• [Short task]:
Write out the whole listing, matching it exactly.

** Start Records to use **

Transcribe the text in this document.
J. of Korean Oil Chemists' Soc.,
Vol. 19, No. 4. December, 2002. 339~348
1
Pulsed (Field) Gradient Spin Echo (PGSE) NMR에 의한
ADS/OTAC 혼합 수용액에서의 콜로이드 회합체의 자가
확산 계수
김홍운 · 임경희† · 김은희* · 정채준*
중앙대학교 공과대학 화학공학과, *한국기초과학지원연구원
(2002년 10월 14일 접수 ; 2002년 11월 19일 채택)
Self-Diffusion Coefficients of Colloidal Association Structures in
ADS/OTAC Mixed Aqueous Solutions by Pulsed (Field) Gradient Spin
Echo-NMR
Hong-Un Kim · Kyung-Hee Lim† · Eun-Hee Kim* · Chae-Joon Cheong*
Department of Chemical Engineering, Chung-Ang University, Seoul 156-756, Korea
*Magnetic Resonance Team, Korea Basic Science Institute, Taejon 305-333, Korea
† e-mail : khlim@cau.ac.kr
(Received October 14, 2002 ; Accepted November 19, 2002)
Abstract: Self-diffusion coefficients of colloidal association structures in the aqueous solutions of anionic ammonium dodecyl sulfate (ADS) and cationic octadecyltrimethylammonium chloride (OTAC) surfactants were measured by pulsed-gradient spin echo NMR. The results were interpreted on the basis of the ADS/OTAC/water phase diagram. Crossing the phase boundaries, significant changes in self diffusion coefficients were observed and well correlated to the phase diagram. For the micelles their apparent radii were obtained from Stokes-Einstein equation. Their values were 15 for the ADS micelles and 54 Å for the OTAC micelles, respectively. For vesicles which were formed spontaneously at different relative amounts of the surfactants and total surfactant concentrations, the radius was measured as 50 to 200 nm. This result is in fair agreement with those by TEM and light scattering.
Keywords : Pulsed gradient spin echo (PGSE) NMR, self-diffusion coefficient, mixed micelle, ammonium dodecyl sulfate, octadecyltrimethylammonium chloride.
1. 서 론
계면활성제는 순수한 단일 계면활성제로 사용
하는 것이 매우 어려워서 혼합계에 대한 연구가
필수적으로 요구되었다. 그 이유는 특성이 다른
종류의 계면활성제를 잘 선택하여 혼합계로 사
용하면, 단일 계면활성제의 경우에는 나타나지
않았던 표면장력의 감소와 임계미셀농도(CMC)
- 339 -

** End Records to use **

• [Response]:
Transcribe the text in this document.
J. of Korean Oil Chemists' Soc.,
Vol. 19, No. 4. December, 2002. 339~348
1
Pulsed (Field) Gradient Spin Echo (PGSE) NMR에 의한
ADS/OTAC 혼합 수용액에서의 콜로이드 회합체의 자가
확산 계수
김홍운 · 임경희† · 김은희* · 정채준*
중앙대학교 공과대학 화학공학과, *한국기초과학지원연구원
(2002년 10월 14일 접수 ; 2002년 11월 19일 채택)
Self-Diffusion Coefficients of Colloidal Association Structures in
ADS/OTAC Mixed Aqueous Solutions by Pulsed (Field) Gradient Spin
Echo-NMR
Hong-Un Kim · Kyung-Hee Lim† · Eun-Hee Kim* · Chae-Joon Cheong*
Department of Chemical Engineering, Chung-Ang University, Seoul 156-756, Korea
*Magnetic Resonance Team, Korea Basic Science Institute, Taejon 305-333, Korea
† e-mail : khlim@cau.ac.kr
(Received October 14, 2002 ; Accepted November 19, 2002)
Abstract: Self-diffusion coefficients of colloidal association structures in the aqueous solutions of anionic ammonium dodecyl sulfate (ADS) and cationic octadecyltrimethylammonium chloride (OTAC) surfactants were measured by pulsed-gradient spin echo NMR. The results were interpreted on the basis of the ADS/OTAC/water phase diagram. Crossing the phase boundaries, significant changes in self diffusion coefficients were observed and well correlated to the phase diagram. For the micelles their apparent radii were obtained from Stokes-Einstein equation. Their values were 15 for the ADS micelles and 54 Å for the OTAC micelles, respectively. For vesicles which were formed spontaneously at different relative amounts of the surfactants and total surfactant concentrations, the radius was measured as 50 to 200 nm. This result is in fair agreement with those by TEM and light scattering.
Keywords : Pulsed gradient spin echo (PGSE) NMR, self-diffusion coefficient, mixed micelle, ammonium dodecyl sulfate, octadecyltrimethylammonium chloride.
1. 서 론
계면활성제는 순수한 단일 계면활성제로 사용
하는 것이 매우 어려워서 혼합계에 대한 연구가
필수적으로 요구되었다. 그 이유는 특성이 다른
종류의 계면활성제를 잘 선택하여 혼합계로 사
용하면, 단일 계면활성제의 경우에는 나타나지
않았던 표면장력의 감소와 임계미셀농도(CMC)
- 339 -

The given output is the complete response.